Dataset rows
○ ○ ○ ○ ○
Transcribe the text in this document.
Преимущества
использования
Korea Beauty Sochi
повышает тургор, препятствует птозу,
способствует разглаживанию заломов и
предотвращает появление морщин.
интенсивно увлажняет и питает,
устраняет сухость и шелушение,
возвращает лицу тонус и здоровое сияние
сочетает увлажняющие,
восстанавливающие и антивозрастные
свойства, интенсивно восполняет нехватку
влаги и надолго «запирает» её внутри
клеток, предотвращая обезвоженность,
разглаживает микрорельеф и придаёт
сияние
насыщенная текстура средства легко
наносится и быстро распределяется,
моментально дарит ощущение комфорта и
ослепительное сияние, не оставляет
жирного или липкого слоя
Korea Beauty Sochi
○ ○ ○ ○ ○
Identify and extract each line of the listing that contains "интенсивно".

:: FINAL RESULT ::
интенсивно увлажняет и питает,
свойства, интенсивно восполняет нехватку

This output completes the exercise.